● Aim of the task
Gather up the lines that contain "icon".

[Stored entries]
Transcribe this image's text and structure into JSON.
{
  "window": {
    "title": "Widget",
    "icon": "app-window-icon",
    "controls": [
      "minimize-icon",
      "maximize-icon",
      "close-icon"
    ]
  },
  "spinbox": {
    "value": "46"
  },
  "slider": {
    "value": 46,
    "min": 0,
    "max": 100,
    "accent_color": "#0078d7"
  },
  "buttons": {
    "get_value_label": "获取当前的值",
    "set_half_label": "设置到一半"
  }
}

● Output below
    "icon": "app-window-icon",
      "minimize-icon",
      "maximize-icon",
      "close-icon"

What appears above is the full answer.